>> START
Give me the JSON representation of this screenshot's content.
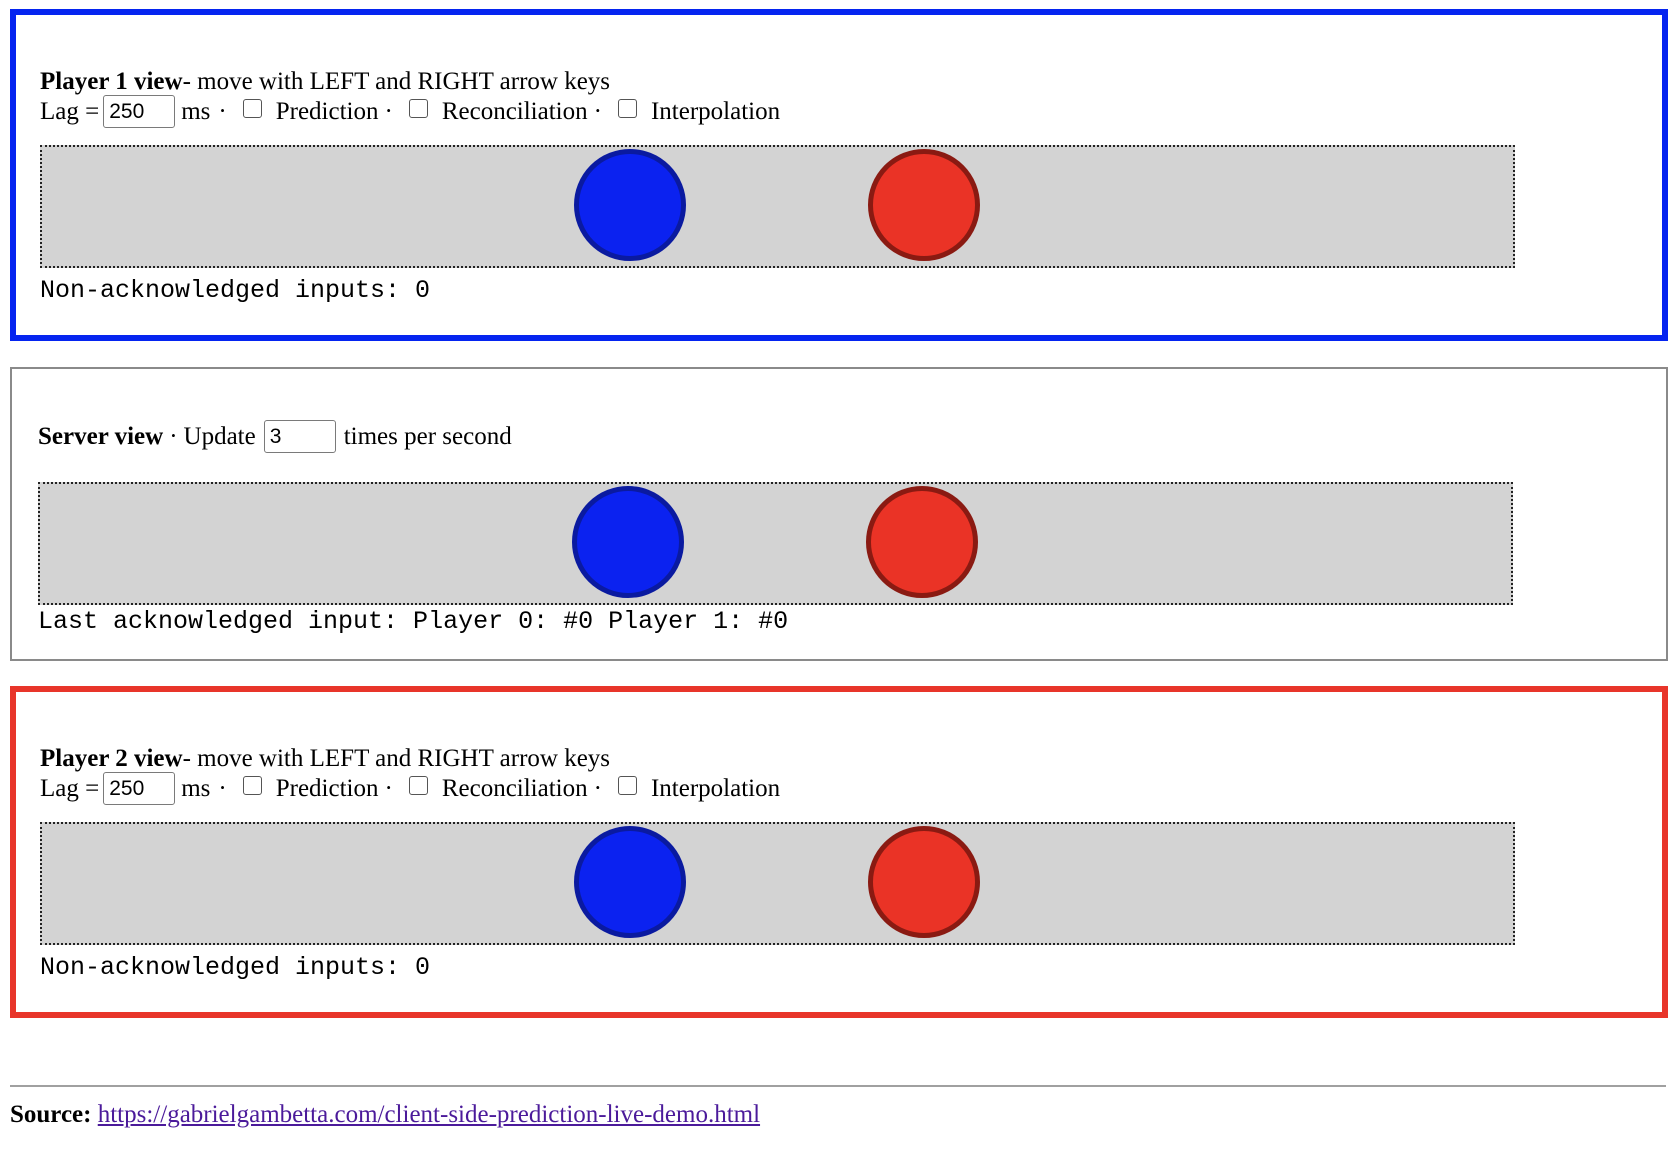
{
  "player1": {
    "title": "Player 1 view",
    "subtitle": " - move with LEFT and RIGHT arrow keys",
    "lag_label": "Lag =",
    "lag_value": "250",
    "ms_label": "ms",
    "sep": "·",
    "prediction_label": "Prediction",
    "reconciliation_label": "Reconciliation",
    "interpolation_label": "Interpolation",
    "prediction_checked": false,
    "reconciliation_checked": false,
    "interpolation_checked": false,
    "status": "Non-acknowledged inputs: 0",
    "accent_color": "#0524f0"
  },
  "server": {
    "title": "Server view",
    "sep": "·",
    "update_label": "Update",
    "update_value": "3",
    "rate_suffix": "times per second",
    "status": "Last acknowledged input: Player 0: #0 Player 1: #0",
    "border_color": "#8a8a8a"
  },
  "player2": {
    "title": "Player 2 view",
    "subtitle": " - move with LEFT and RIGHT arrow keys",
    "lag_label": "Lag =",
    "lag_value": "250",
    "ms_label": "ms",
    "sep": "·",
    "prediction_label": "Prediction",
    "reconciliation_label": "Reconciliation",
    "interpolation_label": "Interpolation",
    "prediction_checked": false,
    "reconciliation_checked": false,
    "interpolation_checked": false,
    "status": "Non-acknowledged inputs: 0",
    "accent_color": "#e8352a"
  },
  "entities": {
    "blue_color": "#0b22f0",
    "red_color": "#ea3326"
  },
  "footer": {
    "source_label": "Source:",
    "source_link": "https://gabrielgambetta.com/client-side-prediction-live-demo.html"
  }
}
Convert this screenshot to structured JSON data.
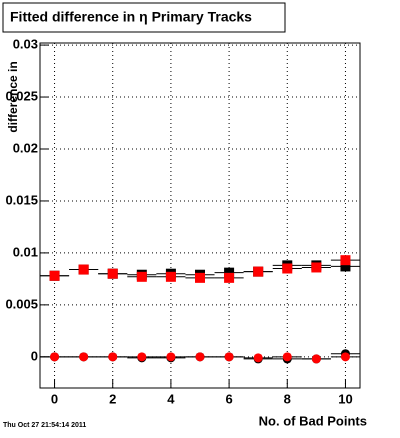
{
  "chart_data": {
    "type": "scatter",
    "title": "Fitted difference in  η Primary Tracks",
    "ylabel": "difference in",
    "xlabel": "No. of Bad Points",
    "footer": "Thu Oct 27 21:54:14 2011",
    "x": [
      0,
      1,
      2,
      3,
      4,
      5,
      6,
      7,
      8,
      9,
      10
    ],
    "series": [
      {
        "color": "#000000",
        "marker": "square",
        "values": [
          0.0078,
          0.0084,
          0.008,
          0.0079,
          0.008,
          0.0079,
          0.0081,
          0.0082,
          0.0088,
          0.0088,
          0.0087
        ]
      },
      {
        "color": "#ff0000",
        "marker": "square",
        "values": [
          0.0078,
          0.0084,
          0.008,
          0.0077,
          0.0077,
          0.0076,
          0.0076,
          0.0082,
          0.0085,
          0.0086,
          0.0093
        ]
      },
      {
        "color": "#000000",
        "marker": "circle",
        "values": [
          0,
          0,
          0,
          -0.0001,
          -0.0001,
          0,
          0,
          -0.0002,
          -0.0002,
          -0.0002,
          0.0003
        ]
      },
      {
        "color": "#ff0000",
        "marker": "circle",
        "values": [
          0,
          0,
          0,
          0,
          0,
          0,
          0,
          -0.0001,
          0,
          -0.0002,
          0
        ]
      }
    ],
    "xlim": [
      -0.5,
      10.5
    ],
    "ylim": [
      -0.003,
      0.0302
    ],
    "xticks": [
      0,
      2,
      4,
      6,
      8,
      10
    ],
    "yticks": [
      0,
      0.005,
      0.01,
      0.015,
      0.02,
      0.025,
      0.03
    ],
    "grid": true
  }
}
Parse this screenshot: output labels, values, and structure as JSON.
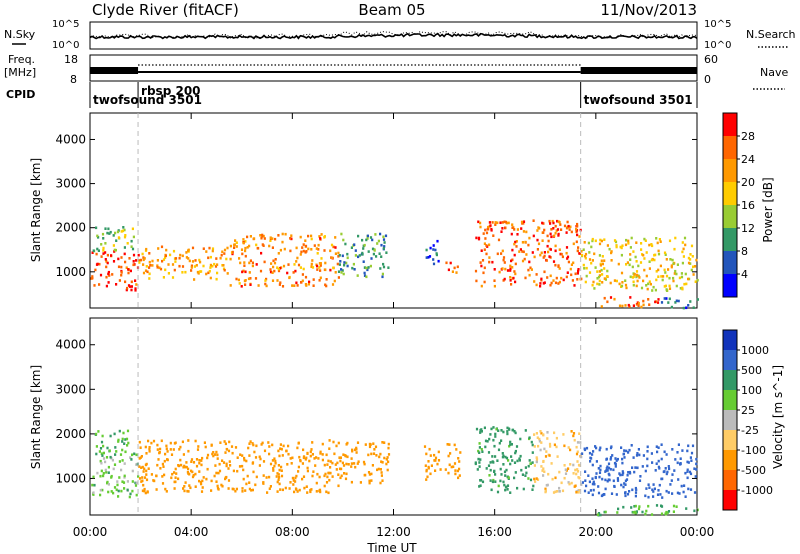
{
  "header": {
    "station": "Clyde River (fitACF)",
    "beam": "Beam 05",
    "date": "11/Nov/2013"
  },
  "status_panels": {
    "nsky_label": "N.Sky",
    "nsearch_label": "N.Search",
    "freq_label_line1": "Freq.",
    "freq_label_line2": "[MHz]",
    "nave_label": "Nave",
    "cpid_label": "CPID",
    "noise_axis_top": "10^5",
    "noise_axis_bottom": "10^0",
    "freq_axis_top": "18",
    "freq_axis_bottom": "8",
    "nave_axis_top": "60",
    "nave_axis_bottom": "0",
    "cpid_segments": [
      {
        "label": "twofsound 3501",
        "start_hour": 0,
        "end_hour": 1.9
      },
      {
        "label": "rbsp 200",
        "start_hour": 1.9,
        "end_hour": 19.4
      },
      {
        "label": "twofsound 3501",
        "start_hour": 19.4,
        "end_hour": 24
      }
    ]
  },
  "chart_data": [
    {
      "type": "heatmap",
      "name": "power",
      "ylabel": "Slant Range [km]",
      "xlabel": "",
      "xlim": [
        0,
        24
      ],
      "ylim": [
        180,
        4600
      ],
      "yticks": [
        1000,
        2000,
        3000,
        4000
      ],
      "colorbar_label": "Power [dB]",
      "colorbar_ticks": [
        "28",
        "24",
        "20",
        "16",
        "12",
        "8",
        "4"
      ],
      "colorbar_colors": [
        "#ff0000",
        "#ff6600",
        "#ff9900",
        "#ffcc00",
        "#99cc33",
        "#339966",
        "#2255bb",
        "#0000ff"
      ],
      "scatter_blobs": [
        {
          "t0": 0.0,
          "t1": 1.9,
          "r0": 600,
          "r1": 1500,
          "value": 28
        },
        {
          "t0": 0.1,
          "t1": 1.8,
          "r0": 1500,
          "r1": 2100,
          "value": 14
        },
        {
          "t0": 1.9,
          "t1": 5.5,
          "r0": 850,
          "r1": 1600,
          "value": 22
        },
        {
          "t0": 5.5,
          "t1": 9.8,
          "r0": 700,
          "r1": 1900,
          "value": 24
        },
        {
          "t0": 9.8,
          "t1": 11.8,
          "r0": 900,
          "r1": 1900,
          "value": 10
        },
        {
          "t0": 13.2,
          "t1": 13.8,
          "r0": 1200,
          "r1": 1800,
          "value": 6
        },
        {
          "t0": 14.0,
          "t1": 14.6,
          "r0": 1000,
          "r1": 1300,
          "value": 26
        },
        {
          "t0": 15.2,
          "t1": 19.4,
          "r0": 700,
          "r1": 2200,
          "value": 26
        },
        {
          "t0": 19.4,
          "t1": 24.0,
          "r0": 600,
          "r1": 1800,
          "value": 18
        },
        {
          "t0": 20.0,
          "t1": 22.5,
          "r0": 200,
          "r1": 450,
          "value": 26
        },
        {
          "t0": 22.5,
          "t1": 24.0,
          "r0": 200,
          "r1": 450,
          "value": 6
        }
      ]
    },
    {
      "type": "heatmap",
      "name": "velocity",
      "ylabel": "Slant Range [km]",
      "xlabel": "Time UT",
      "xlim": [
        0,
        24
      ],
      "ylim": [
        180,
        4600
      ],
      "yticks": [
        1000,
        2000,
        3000,
        4000
      ],
      "xticks": [
        "00:00",
        "04:00",
        "08:00",
        "12:00",
        "16:00",
        "20:00",
        "00:00"
      ],
      "colorbar_label": "Velocity [m s^-1]",
      "colorbar_ticks": [
        "1000",
        "500",
        "100",
        "25",
        "-25",
        "-100",
        "-500",
        "-1000"
      ],
      "colorbar_colors": [
        "#1133bb",
        "#3366cc",
        "#339966",
        "#66cc33",
        "#bbbbbb",
        "#ffcc66",
        "#ff9900",
        "#ff6600",
        "#ff0000"
      ],
      "scatter_blobs": [
        {
          "t0": 0.0,
          "t1": 1.9,
          "r0": 600,
          "r1": 1500,
          "value": 50
        },
        {
          "t0": 0.1,
          "t1": 1.8,
          "r0": 1500,
          "r1": 2100,
          "value": 100
        },
        {
          "t0": 1.9,
          "t1": 9.8,
          "r0": 700,
          "r1": 1900,
          "value": -300
        },
        {
          "t0": 9.8,
          "t1": 11.8,
          "r0": 900,
          "r1": 1900,
          "value": -300
        },
        {
          "t0": 13.2,
          "t1": 14.6,
          "r0": 1000,
          "r1": 1800,
          "value": -300
        },
        {
          "t0": 15.2,
          "t1": 17.5,
          "r0": 700,
          "r1": 2200,
          "value": 150
        },
        {
          "t0": 17.5,
          "t1": 19.4,
          "r0": 700,
          "r1": 2100,
          "value": -60
        },
        {
          "t0": 19.4,
          "t1": 24.0,
          "r0": 600,
          "r1": 1800,
          "value": 700
        },
        {
          "t0": 20.0,
          "t1": 24.0,
          "r0": 200,
          "r1": 450,
          "value": 100
        }
      ]
    }
  ]
}
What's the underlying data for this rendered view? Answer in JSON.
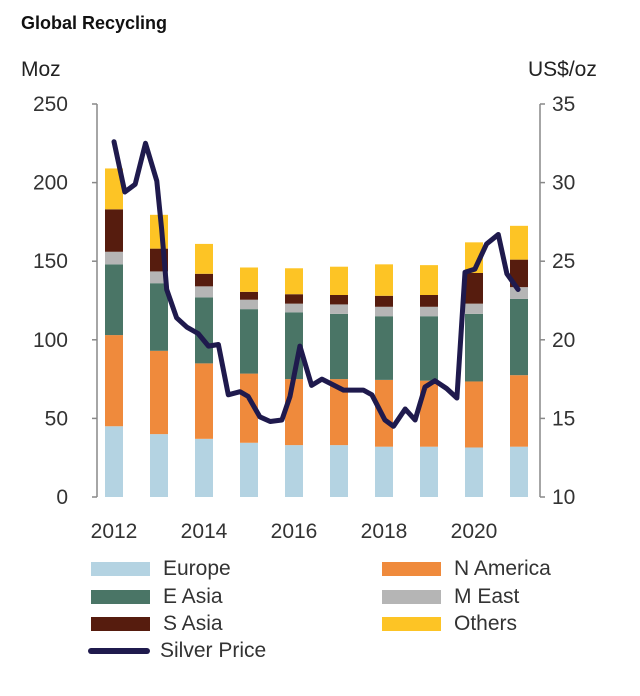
{
  "title": "Global Recycling",
  "left_unit": "Moz",
  "right_unit": "US$/oz",
  "chart_data": {
    "type": "bar",
    "stacked": true,
    "title": "Global Recycling",
    "ylabel": "Moz",
    "y2label": "US$/oz",
    "ylim": [
      0,
      250
    ],
    "y2lim": [
      10,
      35
    ],
    "yticks": [
      0,
      50,
      100,
      150,
      200,
      250
    ],
    "y2ticks": [
      10,
      15,
      20,
      25,
      30,
      35
    ],
    "xticks": [
      "2012",
      "2014",
      "2016",
      "2018",
      "2020"
    ],
    "categories": [
      "2012",
      "2013",
      "2014",
      "2015",
      "2016",
      "2017",
      "2018",
      "2019",
      "2020",
      "2021"
    ],
    "grid": false,
    "legend_position": "bottom",
    "series": [
      {
        "name": "Europe",
        "color": "#b4d3e2",
        "values": [
          45,
          40,
          37,
          34.5,
          33,
          33,
          32,
          32,
          31.5,
          32
        ]
      },
      {
        "name": "N America",
        "color": "#ef8a3c",
        "values": [
          58,
          53,
          48,
          44,
          42,
          42,
          42.5,
          42,
          42,
          45.5
        ]
      },
      {
        "name": "E Asia",
        "color": "#4a7566",
        "values": [
          45,
          43,
          42,
          41,
          42.5,
          41.5,
          40.5,
          41,
          43,
          48.5
        ]
      },
      {
        "name": "M East",
        "color": "#b5b5b5",
        "values": [
          8,
          7.5,
          7,
          6,
          5.5,
          6,
          6,
          6,
          6.5,
          7.5
        ]
      },
      {
        "name": "S Asia",
        "color": "#561c0e",
        "values": [
          27,
          14.5,
          8,
          5,
          6,
          6,
          7,
          7.5,
          19.5,
          17.5
        ]
      },
      {
        "name": "Others",
        "color": "#fdc425",
        "values": [
          26,
          21.5,
          19,
          15.5,
          16.5,
          18,
          20,
          19,
          19.5,
          21.5
        ]
      }
    ],
    "line_series": {
      "name": "Silver Price",
      "color": "#1f1a4d",
      "axis": "right",
      "x": [
        2012.0,
        2012.24,
        2012.47,
        2012.7,
        2012.95,
        2013.06,
        2013.17,
        2013.39,
        2013.62,
        2013.87,
        2014.1,
        2014.32,
        2014.54,
        2014.8,
        2014.98,
        2015.24,
        2015.47,
        2015.73,
        2015.91,
        2016.13,
        2016.39,
        2016.62,
        2017.1,
        2017.54,
        2017.73,
        2018.02,
        2018.21,
        2018.47,
        2018.69,
        2018.91,
        2019.13,
        2019.39,
        2019.62,
        2019.8,
        2020.02,
        2020.28,
        2020.54,
        2020.73,
        2020.98
      ],
      "y": [
        32.6,
        29.4,
        29.9,
        32.5,
        30.1,
        27.0,
        23.2,
        21.4,
        20.8,
        20.4,
        19.6,
        19.7,
        16.5,
        16.7,
        16.4,
        15.1,
        14.8,
        14.9,
        16.4,
        19.6,
        17.1,
        17.5,
        16.8,
        16.8,
        16.5,
        14.9,
        14.5,
        15.6,
        14.9,
        17.0,
        17.4,
        16.9,
        16.3,
        24.3,
        24.5,
        26.1,
        26.7,
        24.2,
        23.2
      ]
    }
  }
}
>> END
**WRITTEN TASK**
Among the lines above, count those containing the word "difference" and give nothing but the result.

**EXERCISE ANSWER**
2